[Collected data entries]
···

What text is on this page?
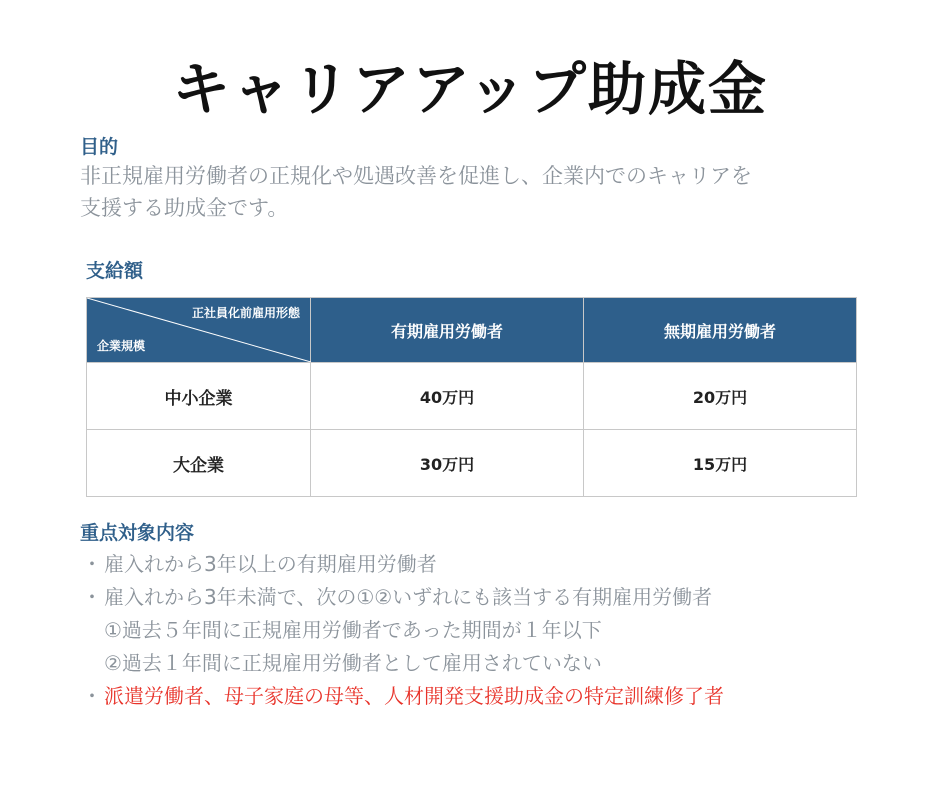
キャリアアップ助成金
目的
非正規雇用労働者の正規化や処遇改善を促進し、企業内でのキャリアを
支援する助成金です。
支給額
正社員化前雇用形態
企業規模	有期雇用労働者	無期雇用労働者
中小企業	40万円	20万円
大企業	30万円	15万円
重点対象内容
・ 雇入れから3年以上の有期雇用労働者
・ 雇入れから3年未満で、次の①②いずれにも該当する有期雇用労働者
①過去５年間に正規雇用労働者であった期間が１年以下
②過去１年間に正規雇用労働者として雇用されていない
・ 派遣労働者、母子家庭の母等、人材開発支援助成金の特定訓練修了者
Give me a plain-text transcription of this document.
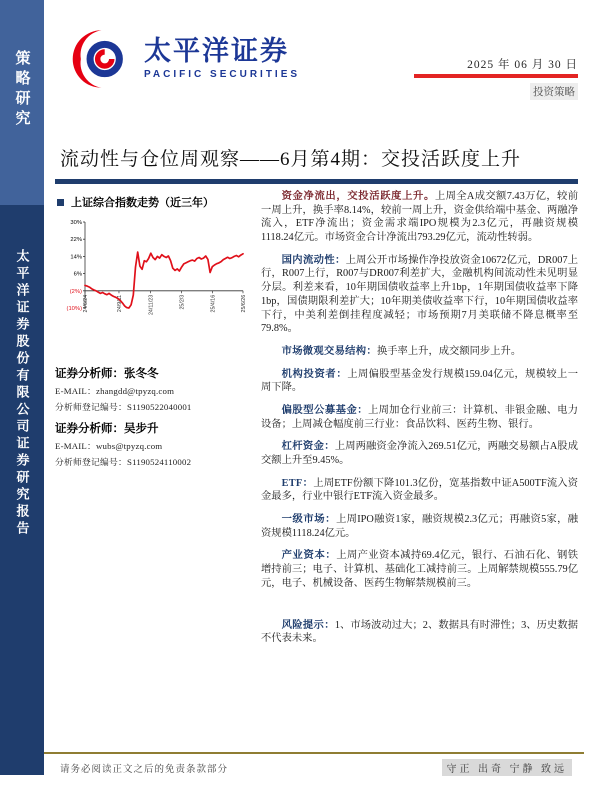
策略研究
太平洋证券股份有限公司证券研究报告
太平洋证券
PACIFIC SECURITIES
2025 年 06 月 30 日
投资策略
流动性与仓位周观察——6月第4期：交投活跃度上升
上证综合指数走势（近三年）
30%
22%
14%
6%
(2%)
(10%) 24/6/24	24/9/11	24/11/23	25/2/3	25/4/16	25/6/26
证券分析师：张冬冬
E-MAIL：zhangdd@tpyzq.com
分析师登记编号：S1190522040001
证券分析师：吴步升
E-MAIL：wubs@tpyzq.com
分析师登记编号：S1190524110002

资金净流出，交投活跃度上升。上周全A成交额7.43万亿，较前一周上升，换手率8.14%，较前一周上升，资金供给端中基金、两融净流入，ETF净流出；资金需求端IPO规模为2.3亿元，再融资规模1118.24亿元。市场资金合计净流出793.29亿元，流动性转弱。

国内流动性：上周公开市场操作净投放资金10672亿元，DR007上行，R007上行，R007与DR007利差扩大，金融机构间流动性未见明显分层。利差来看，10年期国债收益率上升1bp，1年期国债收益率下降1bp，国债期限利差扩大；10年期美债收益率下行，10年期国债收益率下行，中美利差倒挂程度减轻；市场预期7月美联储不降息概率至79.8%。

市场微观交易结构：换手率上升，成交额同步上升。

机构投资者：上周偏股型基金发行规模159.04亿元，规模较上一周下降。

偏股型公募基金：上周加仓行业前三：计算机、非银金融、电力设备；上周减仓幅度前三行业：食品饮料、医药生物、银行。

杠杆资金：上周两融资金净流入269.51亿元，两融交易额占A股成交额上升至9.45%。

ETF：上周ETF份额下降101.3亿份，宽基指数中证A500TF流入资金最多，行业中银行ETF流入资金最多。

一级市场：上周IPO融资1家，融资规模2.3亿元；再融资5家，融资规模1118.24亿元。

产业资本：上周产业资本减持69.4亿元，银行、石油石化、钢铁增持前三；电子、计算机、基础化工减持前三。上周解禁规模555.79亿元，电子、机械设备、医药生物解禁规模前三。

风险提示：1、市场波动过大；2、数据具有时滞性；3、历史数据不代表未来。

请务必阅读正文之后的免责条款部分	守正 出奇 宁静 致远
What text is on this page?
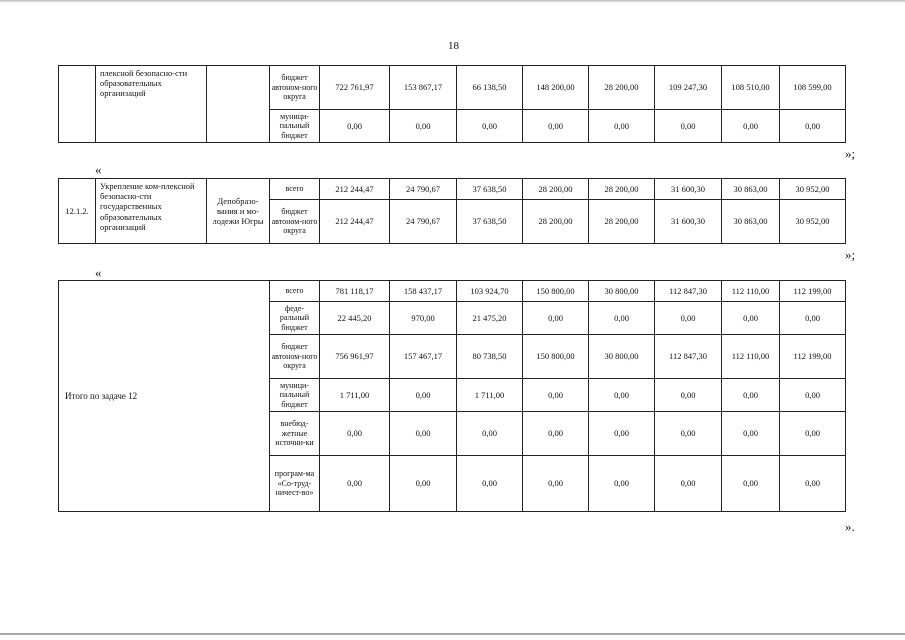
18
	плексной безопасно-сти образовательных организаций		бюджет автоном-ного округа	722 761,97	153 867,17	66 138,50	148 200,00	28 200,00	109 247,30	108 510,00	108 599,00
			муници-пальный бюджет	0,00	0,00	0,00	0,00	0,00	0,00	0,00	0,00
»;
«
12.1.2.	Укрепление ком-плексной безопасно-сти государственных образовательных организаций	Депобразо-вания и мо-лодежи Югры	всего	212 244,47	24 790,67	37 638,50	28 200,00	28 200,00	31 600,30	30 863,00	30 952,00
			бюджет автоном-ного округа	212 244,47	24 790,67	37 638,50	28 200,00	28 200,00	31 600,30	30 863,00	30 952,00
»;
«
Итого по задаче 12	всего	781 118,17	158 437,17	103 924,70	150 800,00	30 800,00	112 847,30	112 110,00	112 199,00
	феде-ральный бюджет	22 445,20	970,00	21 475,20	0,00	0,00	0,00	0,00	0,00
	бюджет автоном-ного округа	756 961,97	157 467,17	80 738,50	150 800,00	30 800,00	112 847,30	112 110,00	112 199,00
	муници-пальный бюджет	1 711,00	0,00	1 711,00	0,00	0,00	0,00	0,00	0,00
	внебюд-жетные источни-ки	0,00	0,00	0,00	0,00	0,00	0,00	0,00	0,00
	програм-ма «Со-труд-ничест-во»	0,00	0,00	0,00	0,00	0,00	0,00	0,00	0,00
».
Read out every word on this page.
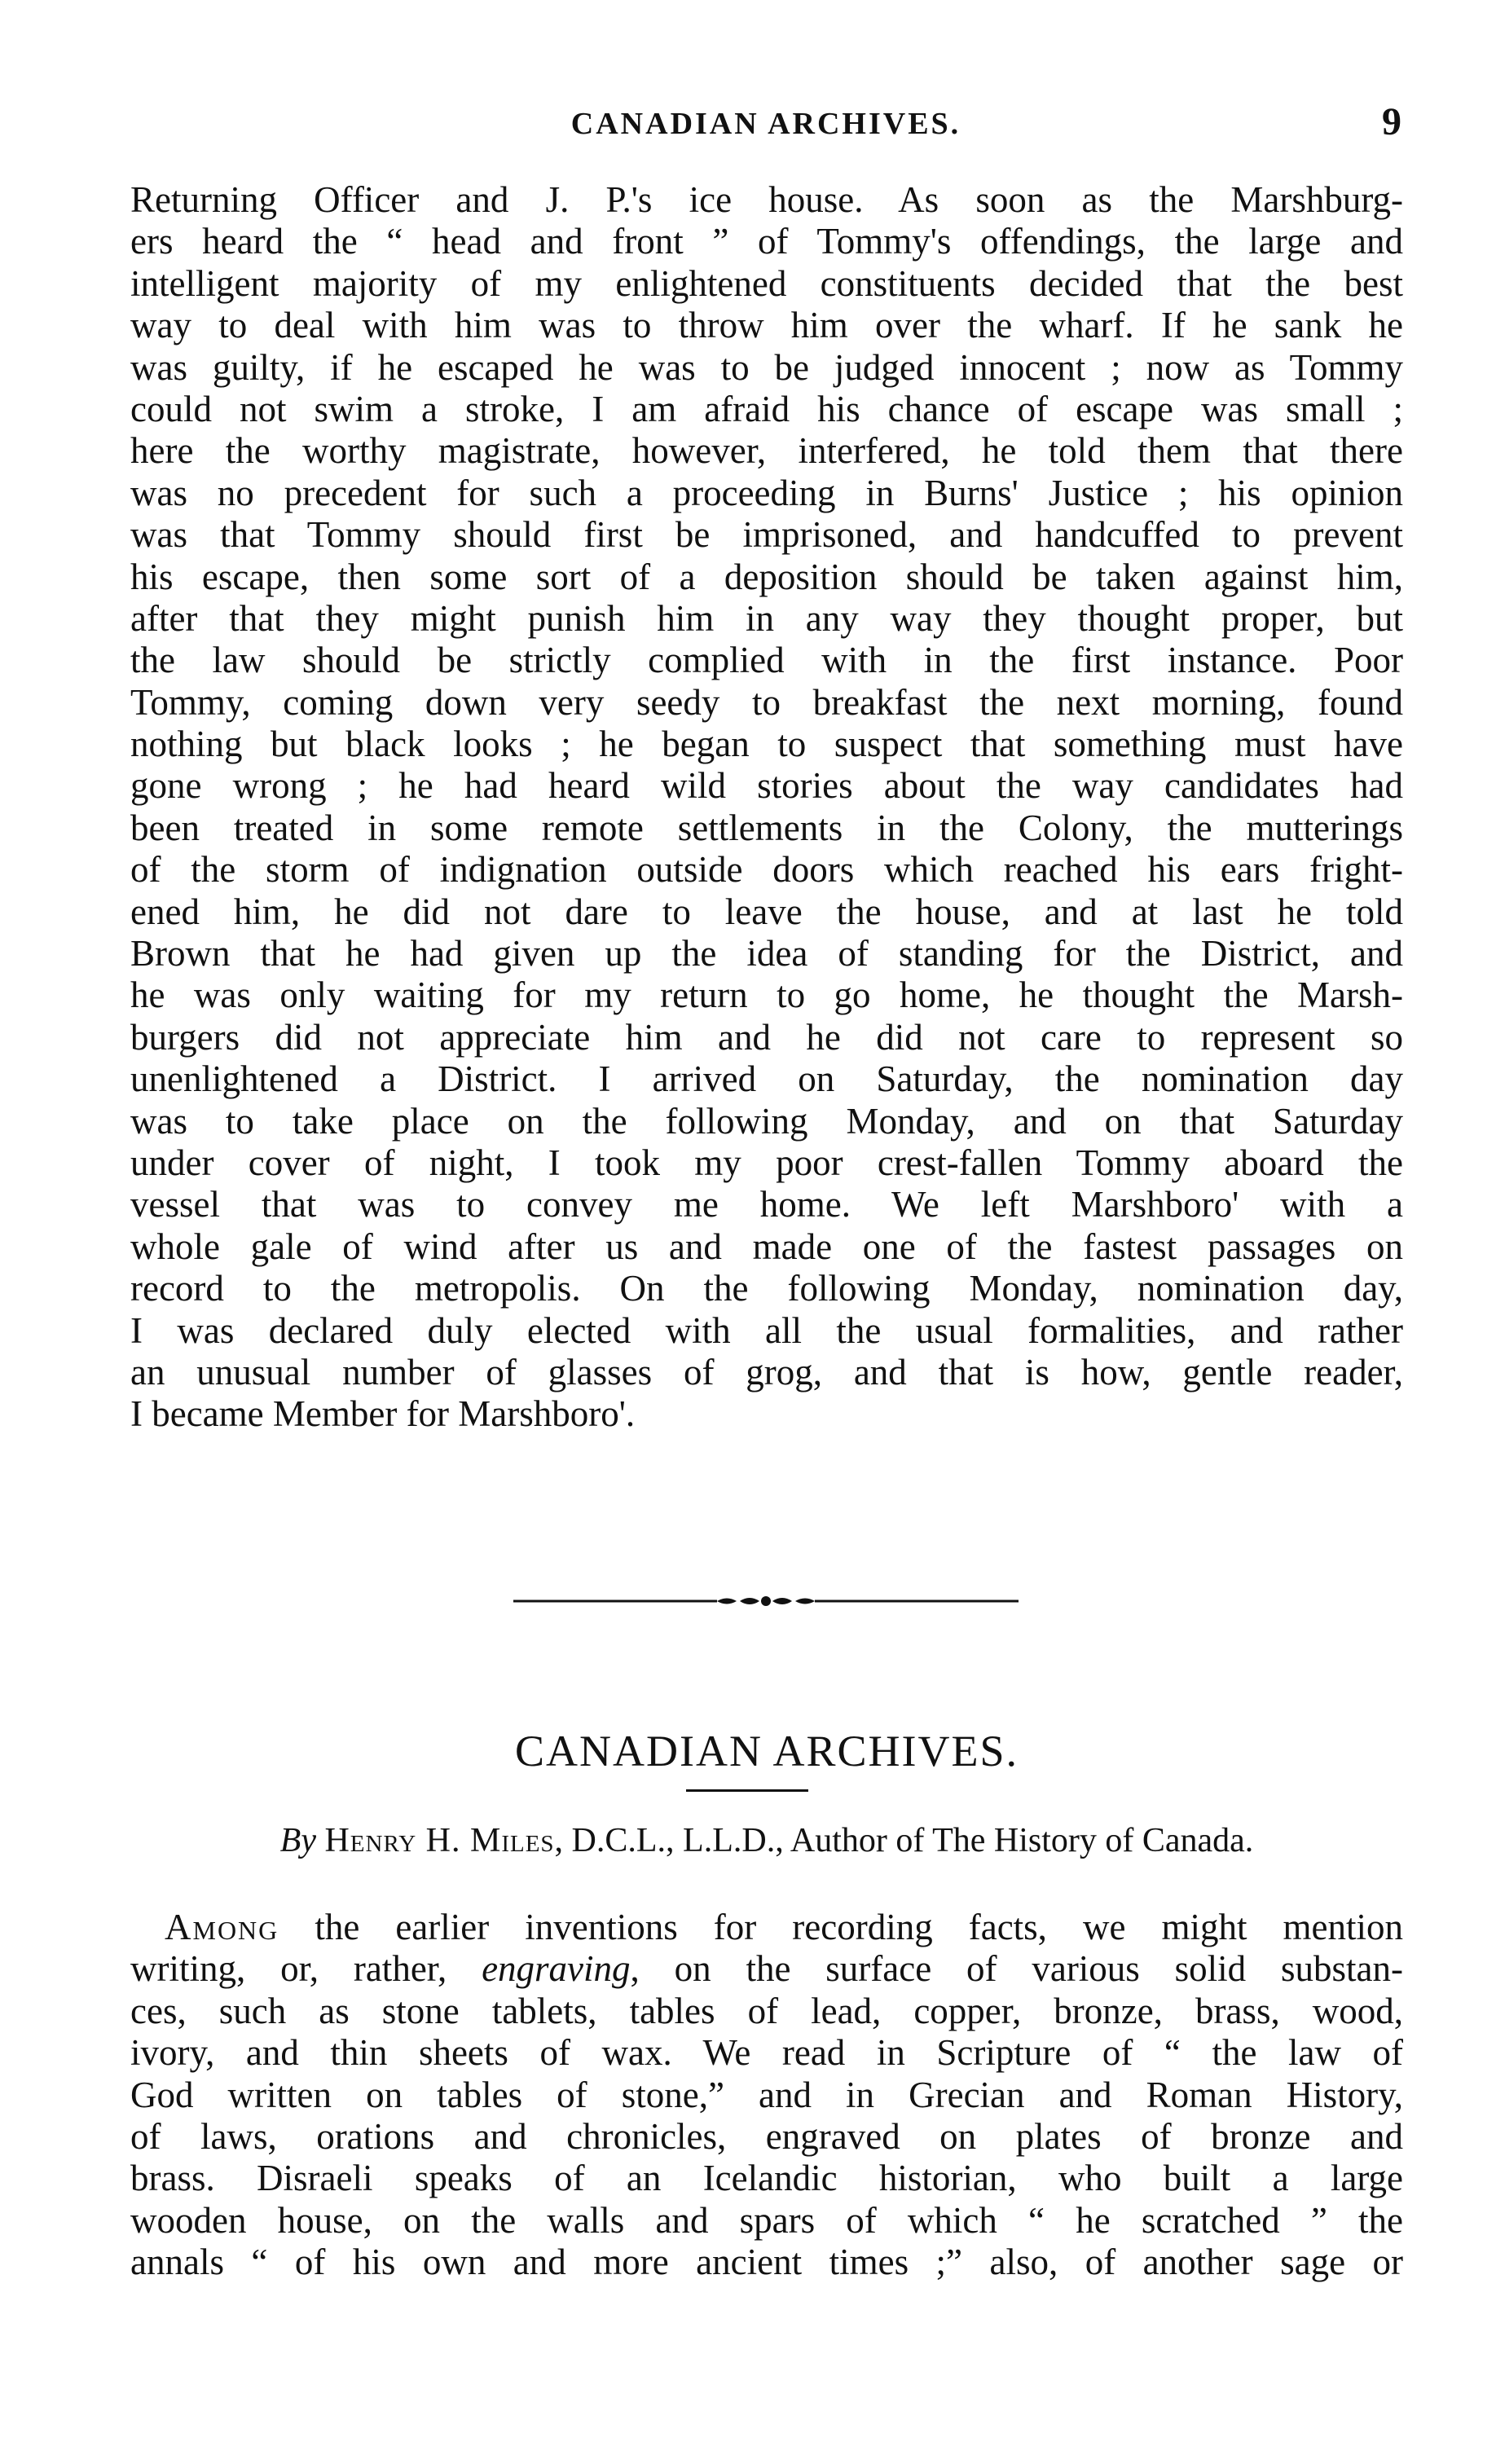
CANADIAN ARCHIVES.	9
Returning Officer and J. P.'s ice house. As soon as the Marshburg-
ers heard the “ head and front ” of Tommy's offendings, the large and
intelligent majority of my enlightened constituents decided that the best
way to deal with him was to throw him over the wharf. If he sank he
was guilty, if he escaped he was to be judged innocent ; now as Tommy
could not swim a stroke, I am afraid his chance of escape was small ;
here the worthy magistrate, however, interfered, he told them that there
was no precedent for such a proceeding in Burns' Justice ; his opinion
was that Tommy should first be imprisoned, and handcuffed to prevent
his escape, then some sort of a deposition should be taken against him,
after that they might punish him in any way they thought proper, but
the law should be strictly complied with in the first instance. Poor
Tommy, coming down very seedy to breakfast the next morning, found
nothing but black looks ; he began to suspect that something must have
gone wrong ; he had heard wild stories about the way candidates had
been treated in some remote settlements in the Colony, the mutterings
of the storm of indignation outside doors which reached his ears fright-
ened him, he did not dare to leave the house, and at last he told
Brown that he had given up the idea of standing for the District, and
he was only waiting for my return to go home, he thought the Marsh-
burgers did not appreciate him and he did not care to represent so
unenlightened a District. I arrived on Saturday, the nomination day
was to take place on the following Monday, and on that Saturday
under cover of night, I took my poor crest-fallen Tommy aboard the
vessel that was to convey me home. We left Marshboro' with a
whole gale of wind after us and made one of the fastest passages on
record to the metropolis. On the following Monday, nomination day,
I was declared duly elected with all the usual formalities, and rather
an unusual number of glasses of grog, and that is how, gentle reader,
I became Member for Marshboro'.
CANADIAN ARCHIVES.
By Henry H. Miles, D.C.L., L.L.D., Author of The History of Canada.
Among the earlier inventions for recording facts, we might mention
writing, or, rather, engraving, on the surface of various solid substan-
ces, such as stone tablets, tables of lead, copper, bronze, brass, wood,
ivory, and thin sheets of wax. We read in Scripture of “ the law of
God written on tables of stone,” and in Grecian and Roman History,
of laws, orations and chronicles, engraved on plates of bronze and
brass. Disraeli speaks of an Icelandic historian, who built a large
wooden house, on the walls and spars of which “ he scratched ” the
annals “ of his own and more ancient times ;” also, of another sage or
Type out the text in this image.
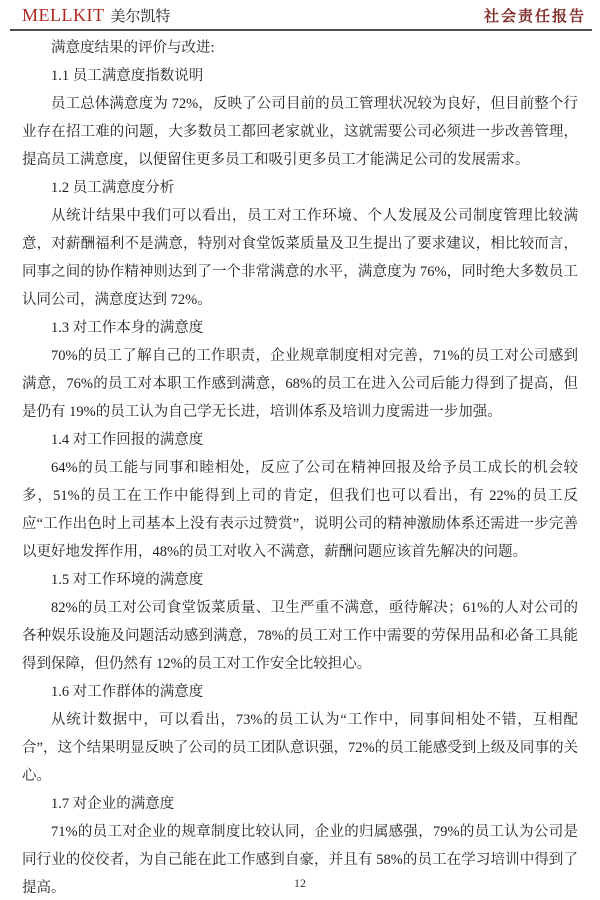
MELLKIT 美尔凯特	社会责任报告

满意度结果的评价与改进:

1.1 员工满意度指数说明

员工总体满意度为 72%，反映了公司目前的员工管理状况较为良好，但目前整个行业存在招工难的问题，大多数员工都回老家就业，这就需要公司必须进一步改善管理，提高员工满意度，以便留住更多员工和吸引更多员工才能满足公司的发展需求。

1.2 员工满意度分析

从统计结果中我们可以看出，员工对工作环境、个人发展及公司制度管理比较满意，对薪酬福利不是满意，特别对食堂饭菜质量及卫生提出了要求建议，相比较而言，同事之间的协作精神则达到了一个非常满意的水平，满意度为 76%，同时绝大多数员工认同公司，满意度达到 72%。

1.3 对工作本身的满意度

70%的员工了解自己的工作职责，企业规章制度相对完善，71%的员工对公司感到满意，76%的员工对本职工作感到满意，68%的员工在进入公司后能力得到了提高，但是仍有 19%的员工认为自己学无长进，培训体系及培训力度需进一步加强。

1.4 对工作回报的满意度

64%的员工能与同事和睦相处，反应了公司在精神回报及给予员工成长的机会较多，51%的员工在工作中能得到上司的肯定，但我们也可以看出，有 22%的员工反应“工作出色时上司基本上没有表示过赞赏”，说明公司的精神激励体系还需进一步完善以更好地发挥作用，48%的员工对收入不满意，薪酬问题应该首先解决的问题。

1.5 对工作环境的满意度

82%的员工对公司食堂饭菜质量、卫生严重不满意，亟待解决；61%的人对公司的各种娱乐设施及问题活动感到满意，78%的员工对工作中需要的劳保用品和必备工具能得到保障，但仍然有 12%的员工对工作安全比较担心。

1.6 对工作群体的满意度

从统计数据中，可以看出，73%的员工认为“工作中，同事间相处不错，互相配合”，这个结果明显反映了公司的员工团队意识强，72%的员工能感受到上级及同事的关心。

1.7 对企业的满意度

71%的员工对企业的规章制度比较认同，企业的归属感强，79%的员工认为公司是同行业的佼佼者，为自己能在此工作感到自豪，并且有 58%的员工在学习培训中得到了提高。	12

···

**Problem requirements**
Isolate the lines above that contain the word "after" and copy them.

**Solution to the exercise**
after that they might punish him in any way they thought proper, but
whole gale of wind after us and made one of the fastest passages on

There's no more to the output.